— Directions for this task —
Pull out all lines from the listing below in which the word "seller" appears.
----------
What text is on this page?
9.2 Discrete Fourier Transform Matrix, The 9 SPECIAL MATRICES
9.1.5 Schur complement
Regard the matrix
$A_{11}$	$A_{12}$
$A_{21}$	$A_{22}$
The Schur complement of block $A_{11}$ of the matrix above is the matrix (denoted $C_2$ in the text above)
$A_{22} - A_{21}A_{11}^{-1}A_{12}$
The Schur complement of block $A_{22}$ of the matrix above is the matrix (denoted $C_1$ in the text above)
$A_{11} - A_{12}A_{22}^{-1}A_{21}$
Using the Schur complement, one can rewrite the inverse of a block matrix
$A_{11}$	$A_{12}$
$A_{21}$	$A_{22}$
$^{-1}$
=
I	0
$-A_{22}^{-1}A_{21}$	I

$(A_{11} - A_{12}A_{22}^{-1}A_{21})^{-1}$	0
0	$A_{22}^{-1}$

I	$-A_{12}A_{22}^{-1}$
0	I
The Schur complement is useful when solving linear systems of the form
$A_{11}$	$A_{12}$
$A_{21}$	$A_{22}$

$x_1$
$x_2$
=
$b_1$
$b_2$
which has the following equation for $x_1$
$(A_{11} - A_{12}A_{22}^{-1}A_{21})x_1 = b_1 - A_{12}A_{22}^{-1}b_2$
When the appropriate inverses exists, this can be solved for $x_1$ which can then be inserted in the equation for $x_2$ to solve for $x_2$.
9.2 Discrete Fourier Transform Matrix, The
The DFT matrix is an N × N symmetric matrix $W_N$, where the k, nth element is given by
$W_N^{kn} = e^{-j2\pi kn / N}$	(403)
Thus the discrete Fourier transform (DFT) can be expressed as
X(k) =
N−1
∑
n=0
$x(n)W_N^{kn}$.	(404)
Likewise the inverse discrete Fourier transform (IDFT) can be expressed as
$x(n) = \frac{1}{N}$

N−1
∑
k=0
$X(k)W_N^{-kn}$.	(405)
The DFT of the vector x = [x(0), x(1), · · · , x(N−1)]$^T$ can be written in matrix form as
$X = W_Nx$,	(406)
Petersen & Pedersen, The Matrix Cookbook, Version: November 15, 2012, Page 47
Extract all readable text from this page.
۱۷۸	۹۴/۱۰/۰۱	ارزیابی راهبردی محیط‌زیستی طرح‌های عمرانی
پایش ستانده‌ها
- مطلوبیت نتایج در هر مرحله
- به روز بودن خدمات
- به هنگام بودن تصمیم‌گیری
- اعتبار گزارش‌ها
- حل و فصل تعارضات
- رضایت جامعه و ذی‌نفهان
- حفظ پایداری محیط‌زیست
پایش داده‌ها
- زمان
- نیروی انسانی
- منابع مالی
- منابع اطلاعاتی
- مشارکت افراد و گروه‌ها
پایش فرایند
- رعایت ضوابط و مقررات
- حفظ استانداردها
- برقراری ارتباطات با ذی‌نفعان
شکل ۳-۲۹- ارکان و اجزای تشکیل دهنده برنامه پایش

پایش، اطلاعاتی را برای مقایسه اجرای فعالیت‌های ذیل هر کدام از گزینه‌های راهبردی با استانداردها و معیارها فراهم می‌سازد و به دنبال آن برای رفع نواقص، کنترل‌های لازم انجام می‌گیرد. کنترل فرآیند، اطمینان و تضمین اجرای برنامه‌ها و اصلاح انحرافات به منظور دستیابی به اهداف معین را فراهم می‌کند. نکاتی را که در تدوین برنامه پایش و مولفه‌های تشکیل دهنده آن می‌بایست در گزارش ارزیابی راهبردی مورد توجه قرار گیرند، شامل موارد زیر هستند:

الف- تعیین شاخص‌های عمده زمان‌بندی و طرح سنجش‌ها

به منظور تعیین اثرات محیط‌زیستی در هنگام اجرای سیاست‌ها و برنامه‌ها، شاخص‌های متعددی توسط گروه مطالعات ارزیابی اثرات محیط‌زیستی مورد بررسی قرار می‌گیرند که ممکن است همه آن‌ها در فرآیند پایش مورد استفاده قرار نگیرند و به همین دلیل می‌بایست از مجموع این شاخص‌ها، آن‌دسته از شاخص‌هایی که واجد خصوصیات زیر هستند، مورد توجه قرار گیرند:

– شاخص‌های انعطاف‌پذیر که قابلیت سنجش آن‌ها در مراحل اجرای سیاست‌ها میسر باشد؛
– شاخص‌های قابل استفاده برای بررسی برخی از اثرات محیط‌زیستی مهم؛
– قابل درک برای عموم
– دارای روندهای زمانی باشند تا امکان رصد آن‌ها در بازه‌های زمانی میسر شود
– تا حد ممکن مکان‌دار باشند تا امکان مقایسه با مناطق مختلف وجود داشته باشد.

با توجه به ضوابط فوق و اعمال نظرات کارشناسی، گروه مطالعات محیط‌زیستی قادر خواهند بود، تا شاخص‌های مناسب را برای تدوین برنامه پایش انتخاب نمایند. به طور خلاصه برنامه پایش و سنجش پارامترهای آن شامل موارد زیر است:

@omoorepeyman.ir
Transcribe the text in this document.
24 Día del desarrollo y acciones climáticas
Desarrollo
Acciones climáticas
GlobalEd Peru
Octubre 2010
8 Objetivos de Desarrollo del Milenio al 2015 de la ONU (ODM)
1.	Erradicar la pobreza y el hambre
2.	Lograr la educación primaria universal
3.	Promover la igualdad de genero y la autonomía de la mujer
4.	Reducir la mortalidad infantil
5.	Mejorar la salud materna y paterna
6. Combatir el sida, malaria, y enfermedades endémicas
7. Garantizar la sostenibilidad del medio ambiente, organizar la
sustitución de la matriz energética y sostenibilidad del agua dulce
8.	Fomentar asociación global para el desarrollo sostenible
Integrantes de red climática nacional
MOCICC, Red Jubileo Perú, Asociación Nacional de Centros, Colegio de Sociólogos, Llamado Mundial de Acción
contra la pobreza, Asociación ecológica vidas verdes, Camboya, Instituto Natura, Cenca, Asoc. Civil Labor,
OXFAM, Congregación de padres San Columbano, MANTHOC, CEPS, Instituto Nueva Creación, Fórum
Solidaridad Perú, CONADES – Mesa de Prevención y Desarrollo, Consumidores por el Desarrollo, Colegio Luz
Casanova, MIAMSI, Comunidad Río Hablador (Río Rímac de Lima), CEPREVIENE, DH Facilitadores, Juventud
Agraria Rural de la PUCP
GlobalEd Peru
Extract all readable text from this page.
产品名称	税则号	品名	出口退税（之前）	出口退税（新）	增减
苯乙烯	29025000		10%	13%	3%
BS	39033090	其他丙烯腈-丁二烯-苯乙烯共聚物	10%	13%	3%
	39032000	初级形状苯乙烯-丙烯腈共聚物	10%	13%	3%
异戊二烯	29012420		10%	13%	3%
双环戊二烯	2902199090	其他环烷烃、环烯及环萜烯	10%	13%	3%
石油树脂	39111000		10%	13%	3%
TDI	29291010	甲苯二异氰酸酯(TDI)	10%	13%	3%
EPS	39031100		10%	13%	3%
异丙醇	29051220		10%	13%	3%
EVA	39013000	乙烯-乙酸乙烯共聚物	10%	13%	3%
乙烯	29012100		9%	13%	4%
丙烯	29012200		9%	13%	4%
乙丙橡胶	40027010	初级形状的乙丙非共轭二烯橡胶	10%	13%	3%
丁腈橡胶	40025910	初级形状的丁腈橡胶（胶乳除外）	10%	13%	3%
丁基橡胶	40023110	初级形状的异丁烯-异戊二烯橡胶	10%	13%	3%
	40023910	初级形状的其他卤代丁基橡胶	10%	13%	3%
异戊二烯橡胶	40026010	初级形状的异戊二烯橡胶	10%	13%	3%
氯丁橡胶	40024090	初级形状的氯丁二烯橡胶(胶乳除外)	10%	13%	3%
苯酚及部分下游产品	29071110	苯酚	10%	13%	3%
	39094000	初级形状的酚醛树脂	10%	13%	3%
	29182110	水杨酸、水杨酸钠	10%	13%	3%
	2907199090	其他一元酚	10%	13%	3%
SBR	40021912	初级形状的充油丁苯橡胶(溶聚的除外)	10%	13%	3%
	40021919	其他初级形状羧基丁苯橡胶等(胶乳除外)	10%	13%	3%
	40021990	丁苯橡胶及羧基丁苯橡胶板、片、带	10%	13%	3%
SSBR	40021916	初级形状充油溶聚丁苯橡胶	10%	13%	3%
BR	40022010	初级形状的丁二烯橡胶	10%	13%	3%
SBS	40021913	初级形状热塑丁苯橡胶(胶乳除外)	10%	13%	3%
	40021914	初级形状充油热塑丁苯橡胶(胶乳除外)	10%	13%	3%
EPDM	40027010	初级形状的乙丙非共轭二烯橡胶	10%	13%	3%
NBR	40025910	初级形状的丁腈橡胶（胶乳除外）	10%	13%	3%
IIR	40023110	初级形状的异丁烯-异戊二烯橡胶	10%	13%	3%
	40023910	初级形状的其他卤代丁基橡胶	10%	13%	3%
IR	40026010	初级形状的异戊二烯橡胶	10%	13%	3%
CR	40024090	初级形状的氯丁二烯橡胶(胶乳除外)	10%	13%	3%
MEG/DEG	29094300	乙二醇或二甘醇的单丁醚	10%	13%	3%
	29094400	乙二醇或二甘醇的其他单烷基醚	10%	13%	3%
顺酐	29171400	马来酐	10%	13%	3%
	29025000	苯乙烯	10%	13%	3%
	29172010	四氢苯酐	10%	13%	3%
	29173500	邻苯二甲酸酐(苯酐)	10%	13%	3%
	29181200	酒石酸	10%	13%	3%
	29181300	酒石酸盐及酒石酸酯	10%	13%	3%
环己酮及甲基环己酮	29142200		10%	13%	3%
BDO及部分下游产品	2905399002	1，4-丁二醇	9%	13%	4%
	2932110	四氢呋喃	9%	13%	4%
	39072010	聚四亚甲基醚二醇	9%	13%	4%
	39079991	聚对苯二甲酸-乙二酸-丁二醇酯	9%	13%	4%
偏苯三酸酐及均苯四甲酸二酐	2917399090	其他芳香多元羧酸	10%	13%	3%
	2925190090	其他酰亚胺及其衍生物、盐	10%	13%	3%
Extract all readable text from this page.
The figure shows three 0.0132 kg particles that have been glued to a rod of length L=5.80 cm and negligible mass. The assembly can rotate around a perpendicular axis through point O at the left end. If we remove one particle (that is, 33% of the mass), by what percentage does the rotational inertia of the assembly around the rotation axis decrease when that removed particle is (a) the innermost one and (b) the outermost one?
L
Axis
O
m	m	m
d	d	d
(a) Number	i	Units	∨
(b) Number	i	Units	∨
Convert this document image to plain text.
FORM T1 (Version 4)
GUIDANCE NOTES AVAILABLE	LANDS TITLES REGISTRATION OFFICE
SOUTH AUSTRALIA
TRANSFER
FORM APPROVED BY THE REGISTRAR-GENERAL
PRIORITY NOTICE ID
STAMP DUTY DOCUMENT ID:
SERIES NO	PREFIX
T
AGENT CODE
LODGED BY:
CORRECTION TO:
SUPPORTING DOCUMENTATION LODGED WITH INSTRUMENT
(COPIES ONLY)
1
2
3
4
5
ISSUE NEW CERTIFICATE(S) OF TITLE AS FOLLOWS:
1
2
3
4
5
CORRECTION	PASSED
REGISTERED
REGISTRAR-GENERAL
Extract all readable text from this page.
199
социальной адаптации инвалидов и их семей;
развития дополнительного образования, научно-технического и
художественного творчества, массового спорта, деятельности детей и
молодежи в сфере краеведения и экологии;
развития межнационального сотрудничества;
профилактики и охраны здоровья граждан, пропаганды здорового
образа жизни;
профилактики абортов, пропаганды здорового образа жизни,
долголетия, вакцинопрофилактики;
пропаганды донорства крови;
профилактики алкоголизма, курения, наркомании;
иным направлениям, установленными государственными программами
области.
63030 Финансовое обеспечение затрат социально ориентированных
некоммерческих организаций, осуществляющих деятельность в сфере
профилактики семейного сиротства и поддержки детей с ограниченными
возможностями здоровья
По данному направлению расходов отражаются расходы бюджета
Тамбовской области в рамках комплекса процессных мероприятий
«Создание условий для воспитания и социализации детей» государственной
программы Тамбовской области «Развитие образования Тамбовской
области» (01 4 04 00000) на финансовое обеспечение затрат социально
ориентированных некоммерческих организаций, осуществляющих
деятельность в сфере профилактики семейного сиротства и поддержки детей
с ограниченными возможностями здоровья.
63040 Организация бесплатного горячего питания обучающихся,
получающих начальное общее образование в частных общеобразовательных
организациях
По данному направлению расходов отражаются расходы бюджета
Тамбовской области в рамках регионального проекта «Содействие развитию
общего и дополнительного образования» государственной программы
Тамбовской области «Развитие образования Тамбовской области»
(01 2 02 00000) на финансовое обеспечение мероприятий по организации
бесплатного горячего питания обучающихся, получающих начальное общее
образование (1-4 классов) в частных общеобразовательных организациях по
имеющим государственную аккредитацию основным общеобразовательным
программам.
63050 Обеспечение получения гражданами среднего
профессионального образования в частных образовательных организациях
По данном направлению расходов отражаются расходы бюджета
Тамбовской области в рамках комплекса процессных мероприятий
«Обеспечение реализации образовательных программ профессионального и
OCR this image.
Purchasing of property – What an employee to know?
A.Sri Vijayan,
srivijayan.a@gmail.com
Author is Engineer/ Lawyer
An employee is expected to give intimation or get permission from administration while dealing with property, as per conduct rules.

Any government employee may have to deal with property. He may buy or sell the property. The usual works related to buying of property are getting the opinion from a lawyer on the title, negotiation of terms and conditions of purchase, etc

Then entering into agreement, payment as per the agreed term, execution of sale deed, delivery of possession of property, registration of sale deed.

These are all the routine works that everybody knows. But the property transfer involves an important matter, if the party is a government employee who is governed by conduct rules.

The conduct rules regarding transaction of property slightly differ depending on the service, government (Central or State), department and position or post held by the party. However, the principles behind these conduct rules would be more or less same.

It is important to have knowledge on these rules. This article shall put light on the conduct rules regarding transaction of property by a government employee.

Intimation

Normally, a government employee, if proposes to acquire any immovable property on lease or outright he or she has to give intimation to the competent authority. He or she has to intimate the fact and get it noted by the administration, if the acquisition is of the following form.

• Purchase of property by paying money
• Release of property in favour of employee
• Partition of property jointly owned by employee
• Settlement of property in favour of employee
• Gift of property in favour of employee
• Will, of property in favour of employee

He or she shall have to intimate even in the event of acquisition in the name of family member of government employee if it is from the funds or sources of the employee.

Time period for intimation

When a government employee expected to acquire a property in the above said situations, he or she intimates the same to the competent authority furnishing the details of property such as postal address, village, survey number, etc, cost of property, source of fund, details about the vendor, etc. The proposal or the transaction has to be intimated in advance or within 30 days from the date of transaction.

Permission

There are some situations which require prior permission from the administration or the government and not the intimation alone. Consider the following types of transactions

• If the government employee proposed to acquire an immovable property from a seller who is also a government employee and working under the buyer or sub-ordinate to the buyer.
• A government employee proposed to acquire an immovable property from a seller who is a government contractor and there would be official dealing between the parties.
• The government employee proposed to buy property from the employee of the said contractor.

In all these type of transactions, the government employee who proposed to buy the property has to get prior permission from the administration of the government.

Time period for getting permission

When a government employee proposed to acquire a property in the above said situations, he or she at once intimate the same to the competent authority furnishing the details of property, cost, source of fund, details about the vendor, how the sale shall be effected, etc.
----------
— Written response —
• If the government employee proposed to acquire an immovable property from a seller who is also a government employee and working under the buyer or sub-ordinate to the buyer.
• A government employee proposed to acquire an immovable property from a seller who is a government contractor and there would be official dealing between the parties.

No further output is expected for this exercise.